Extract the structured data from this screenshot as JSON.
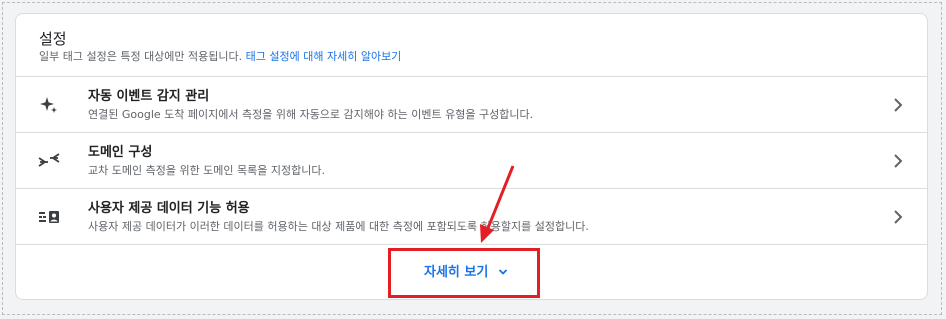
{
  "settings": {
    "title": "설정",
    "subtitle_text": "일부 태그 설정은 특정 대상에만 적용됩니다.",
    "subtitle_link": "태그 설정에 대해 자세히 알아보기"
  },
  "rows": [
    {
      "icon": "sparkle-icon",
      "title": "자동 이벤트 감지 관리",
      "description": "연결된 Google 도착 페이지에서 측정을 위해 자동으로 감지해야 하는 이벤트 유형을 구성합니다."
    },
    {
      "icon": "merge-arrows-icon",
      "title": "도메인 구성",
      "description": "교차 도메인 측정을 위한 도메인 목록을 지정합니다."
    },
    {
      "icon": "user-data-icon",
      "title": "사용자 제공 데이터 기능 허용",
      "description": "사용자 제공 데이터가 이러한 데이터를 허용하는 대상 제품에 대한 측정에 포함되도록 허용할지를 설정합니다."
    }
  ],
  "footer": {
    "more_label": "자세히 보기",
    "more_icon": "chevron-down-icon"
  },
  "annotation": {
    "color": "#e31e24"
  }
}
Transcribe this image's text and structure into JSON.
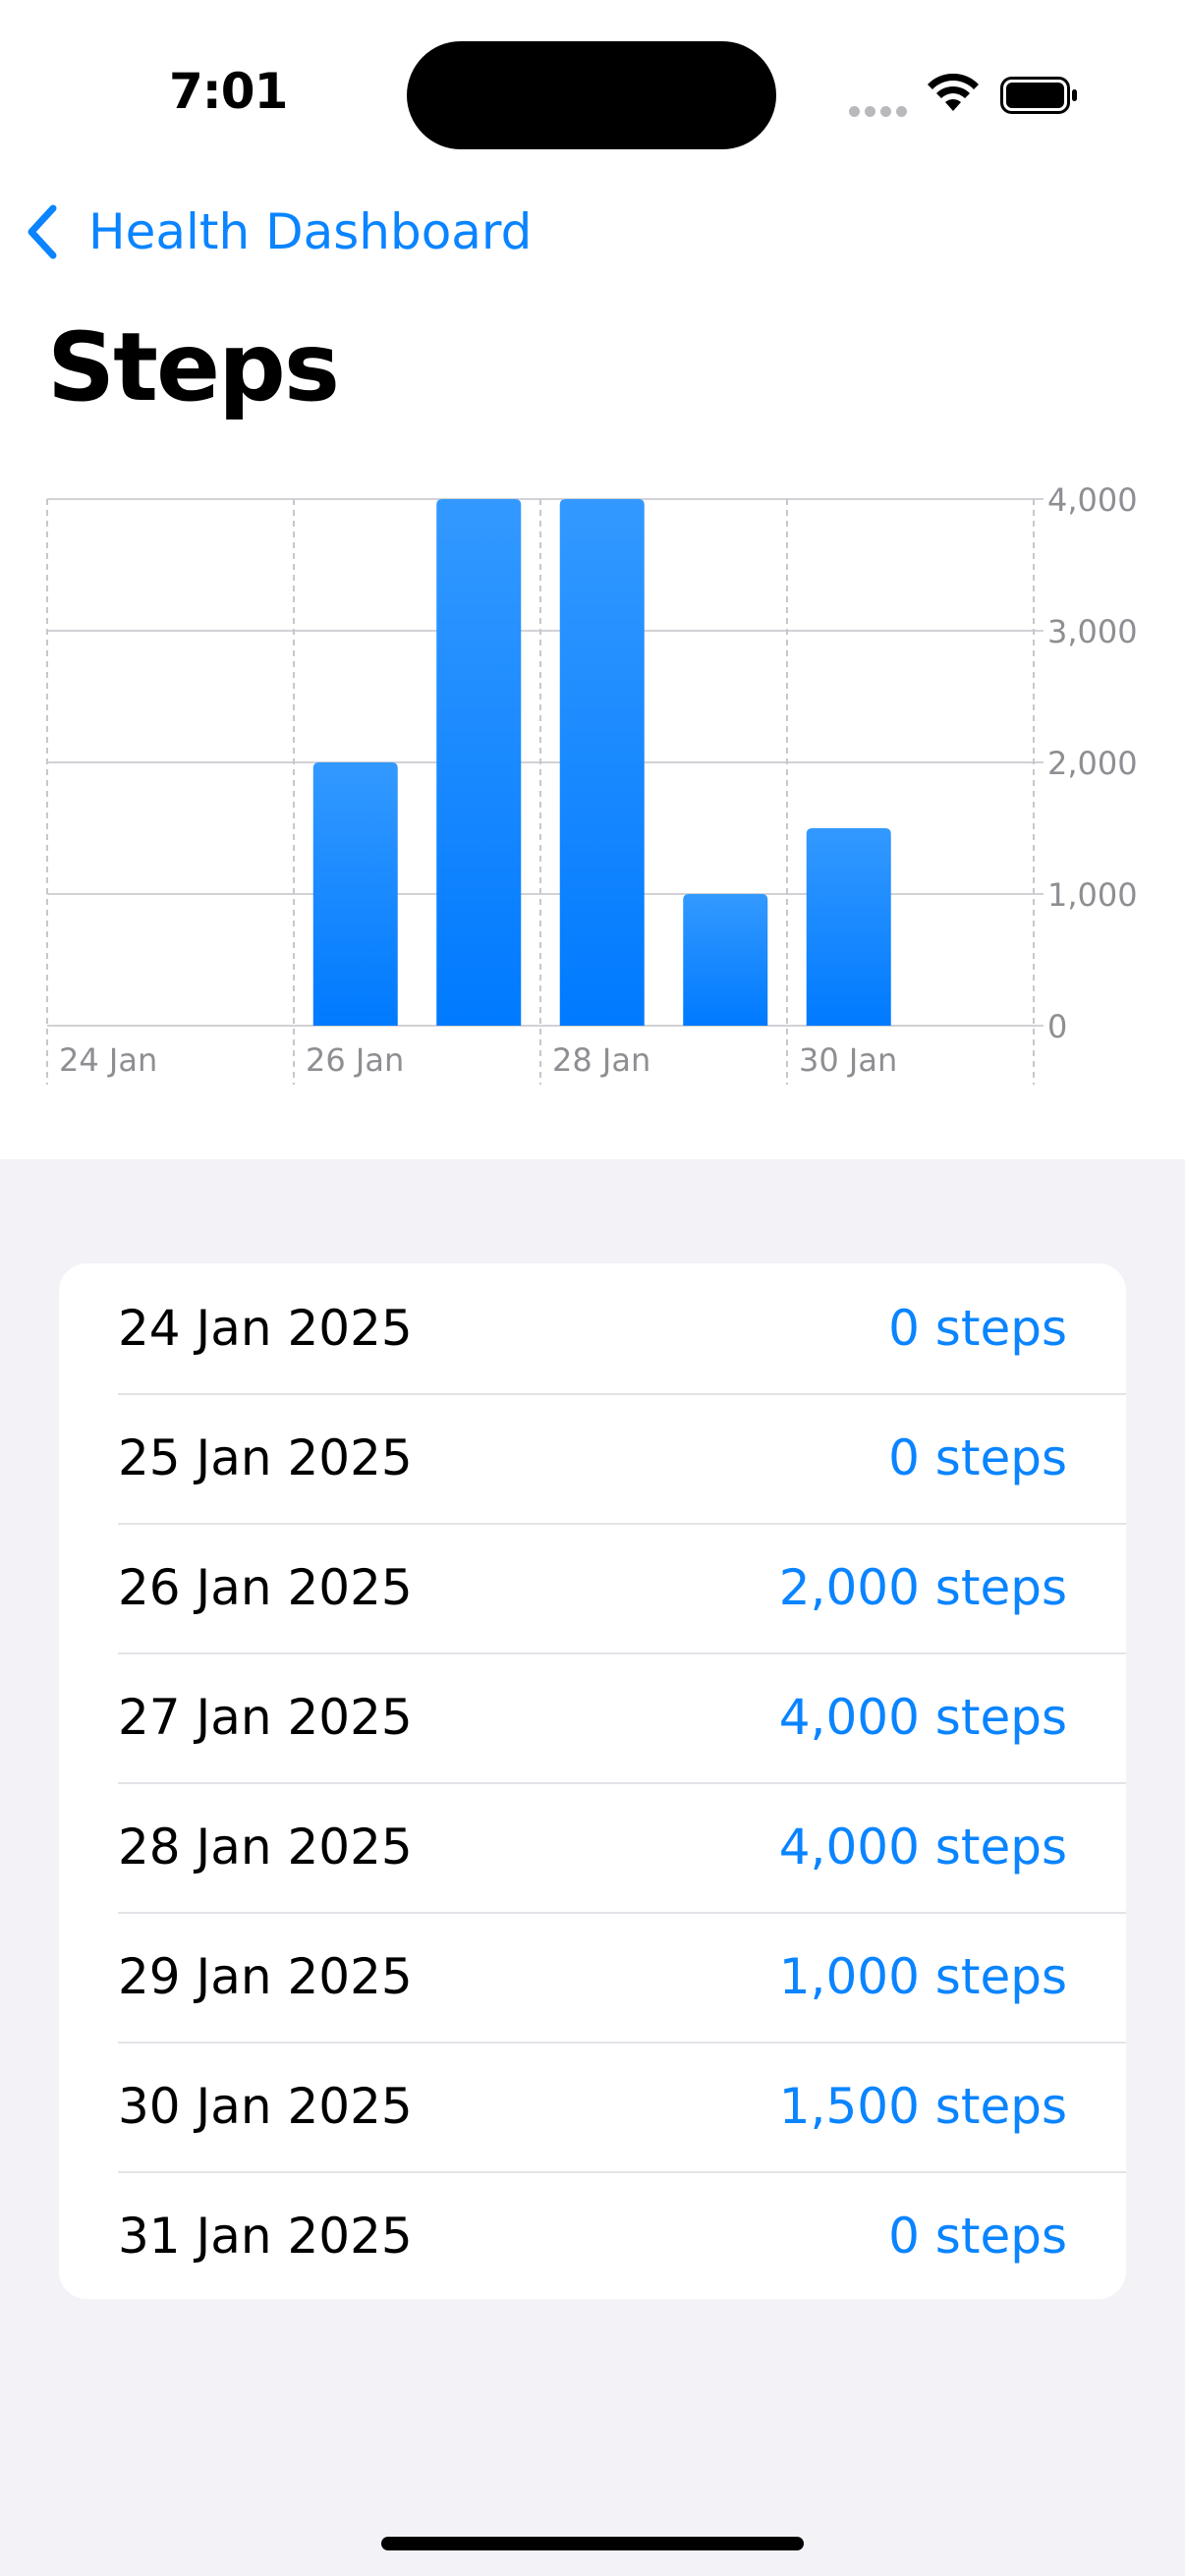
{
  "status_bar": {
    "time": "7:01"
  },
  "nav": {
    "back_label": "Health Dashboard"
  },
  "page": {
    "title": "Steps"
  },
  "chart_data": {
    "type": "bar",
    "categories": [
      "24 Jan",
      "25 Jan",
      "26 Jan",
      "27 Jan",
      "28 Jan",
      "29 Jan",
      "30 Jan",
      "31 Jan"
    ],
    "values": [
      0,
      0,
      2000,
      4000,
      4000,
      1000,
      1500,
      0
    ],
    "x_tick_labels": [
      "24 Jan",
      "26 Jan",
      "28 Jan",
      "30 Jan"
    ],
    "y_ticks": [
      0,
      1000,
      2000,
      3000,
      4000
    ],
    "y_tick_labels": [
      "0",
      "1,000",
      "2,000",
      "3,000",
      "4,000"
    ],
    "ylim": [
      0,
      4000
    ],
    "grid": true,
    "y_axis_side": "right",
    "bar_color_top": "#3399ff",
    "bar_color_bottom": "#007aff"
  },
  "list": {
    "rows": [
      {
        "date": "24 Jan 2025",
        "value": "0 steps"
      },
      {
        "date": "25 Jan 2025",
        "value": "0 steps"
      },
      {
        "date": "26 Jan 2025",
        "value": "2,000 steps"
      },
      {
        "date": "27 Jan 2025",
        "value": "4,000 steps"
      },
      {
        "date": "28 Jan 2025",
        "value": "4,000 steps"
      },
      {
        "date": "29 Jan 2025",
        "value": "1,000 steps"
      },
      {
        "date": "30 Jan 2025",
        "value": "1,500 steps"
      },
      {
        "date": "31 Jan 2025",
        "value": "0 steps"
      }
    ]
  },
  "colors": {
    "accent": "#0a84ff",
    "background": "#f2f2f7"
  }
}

++++

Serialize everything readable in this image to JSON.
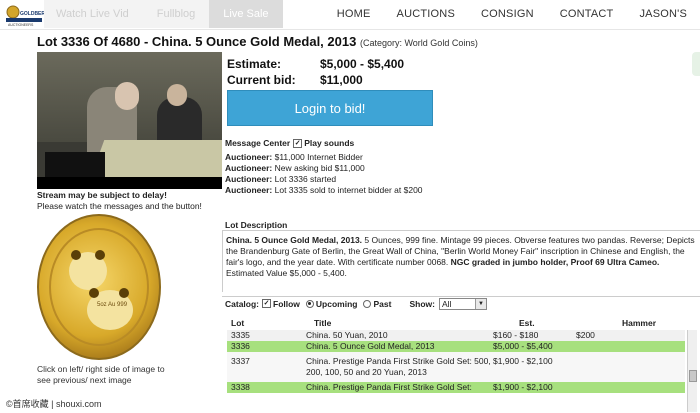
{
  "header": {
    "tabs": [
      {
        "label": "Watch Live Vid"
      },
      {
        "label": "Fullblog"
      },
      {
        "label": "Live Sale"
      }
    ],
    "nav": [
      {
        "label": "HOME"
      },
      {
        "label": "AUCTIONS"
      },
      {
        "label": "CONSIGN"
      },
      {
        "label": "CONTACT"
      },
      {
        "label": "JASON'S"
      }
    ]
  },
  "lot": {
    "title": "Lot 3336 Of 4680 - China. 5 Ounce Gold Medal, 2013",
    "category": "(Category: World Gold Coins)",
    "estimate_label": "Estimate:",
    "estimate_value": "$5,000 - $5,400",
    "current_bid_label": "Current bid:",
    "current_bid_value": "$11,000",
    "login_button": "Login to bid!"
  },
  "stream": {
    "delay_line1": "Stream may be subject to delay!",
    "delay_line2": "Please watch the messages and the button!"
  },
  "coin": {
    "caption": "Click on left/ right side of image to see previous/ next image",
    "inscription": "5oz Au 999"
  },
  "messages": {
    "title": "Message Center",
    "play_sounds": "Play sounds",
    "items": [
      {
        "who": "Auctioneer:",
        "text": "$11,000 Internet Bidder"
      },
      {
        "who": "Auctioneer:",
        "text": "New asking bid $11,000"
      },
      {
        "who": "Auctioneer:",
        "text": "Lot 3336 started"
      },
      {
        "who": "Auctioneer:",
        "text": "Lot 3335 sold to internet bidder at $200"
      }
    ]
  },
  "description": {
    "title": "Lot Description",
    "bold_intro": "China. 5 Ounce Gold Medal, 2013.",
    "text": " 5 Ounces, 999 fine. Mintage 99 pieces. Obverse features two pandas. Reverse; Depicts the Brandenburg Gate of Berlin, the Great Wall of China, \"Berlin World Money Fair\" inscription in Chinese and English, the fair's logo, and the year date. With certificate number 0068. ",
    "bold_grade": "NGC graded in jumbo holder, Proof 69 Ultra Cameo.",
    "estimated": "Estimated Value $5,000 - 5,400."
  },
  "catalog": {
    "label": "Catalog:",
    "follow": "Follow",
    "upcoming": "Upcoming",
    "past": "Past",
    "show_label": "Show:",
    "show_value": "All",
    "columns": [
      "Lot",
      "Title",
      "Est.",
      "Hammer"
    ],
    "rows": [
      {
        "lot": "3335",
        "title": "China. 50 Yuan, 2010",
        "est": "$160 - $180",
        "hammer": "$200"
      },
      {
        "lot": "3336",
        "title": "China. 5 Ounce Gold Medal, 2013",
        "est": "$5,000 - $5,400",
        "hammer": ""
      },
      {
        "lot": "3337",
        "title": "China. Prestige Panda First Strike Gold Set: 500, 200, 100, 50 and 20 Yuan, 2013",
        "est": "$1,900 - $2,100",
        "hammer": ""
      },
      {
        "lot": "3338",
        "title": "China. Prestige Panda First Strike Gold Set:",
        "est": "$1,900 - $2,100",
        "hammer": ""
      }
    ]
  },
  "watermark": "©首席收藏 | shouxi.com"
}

++++

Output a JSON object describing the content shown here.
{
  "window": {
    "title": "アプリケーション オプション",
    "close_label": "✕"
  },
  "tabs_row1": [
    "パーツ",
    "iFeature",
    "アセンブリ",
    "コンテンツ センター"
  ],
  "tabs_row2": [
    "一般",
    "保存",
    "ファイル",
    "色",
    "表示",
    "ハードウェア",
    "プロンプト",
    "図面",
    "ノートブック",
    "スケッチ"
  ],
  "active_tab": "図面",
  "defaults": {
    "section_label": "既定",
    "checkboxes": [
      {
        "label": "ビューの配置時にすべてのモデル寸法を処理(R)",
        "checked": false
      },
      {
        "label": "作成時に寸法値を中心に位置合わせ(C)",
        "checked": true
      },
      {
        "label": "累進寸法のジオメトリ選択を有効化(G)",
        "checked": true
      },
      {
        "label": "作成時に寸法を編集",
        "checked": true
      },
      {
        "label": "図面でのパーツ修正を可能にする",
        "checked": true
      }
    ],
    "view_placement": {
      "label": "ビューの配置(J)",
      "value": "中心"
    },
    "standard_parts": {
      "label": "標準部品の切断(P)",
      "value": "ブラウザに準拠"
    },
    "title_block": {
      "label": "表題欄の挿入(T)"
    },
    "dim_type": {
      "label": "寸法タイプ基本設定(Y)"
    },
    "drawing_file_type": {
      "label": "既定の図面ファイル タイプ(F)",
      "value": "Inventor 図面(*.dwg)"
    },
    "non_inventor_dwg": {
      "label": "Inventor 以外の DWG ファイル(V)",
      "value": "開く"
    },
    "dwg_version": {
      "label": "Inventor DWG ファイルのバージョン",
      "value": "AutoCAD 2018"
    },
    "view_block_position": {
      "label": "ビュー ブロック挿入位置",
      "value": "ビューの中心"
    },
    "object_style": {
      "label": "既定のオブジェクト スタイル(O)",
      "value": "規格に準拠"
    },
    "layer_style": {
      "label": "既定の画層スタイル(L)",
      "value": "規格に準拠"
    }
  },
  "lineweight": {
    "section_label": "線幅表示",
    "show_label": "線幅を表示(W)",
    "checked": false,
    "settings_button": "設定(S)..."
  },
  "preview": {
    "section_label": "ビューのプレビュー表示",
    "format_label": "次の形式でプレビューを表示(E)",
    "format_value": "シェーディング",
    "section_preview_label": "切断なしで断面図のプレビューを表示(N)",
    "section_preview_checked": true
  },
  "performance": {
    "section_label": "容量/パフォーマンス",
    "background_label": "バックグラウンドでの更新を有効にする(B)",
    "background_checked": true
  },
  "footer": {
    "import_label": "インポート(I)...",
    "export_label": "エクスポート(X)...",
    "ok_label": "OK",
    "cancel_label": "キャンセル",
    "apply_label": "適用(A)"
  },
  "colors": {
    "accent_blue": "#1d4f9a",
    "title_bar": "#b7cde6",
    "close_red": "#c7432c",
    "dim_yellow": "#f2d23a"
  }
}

++++

== What this task involves ==
Find how many lines of the material carry the string "date". Only the number should be in the answer.

== Reply to the task ==
9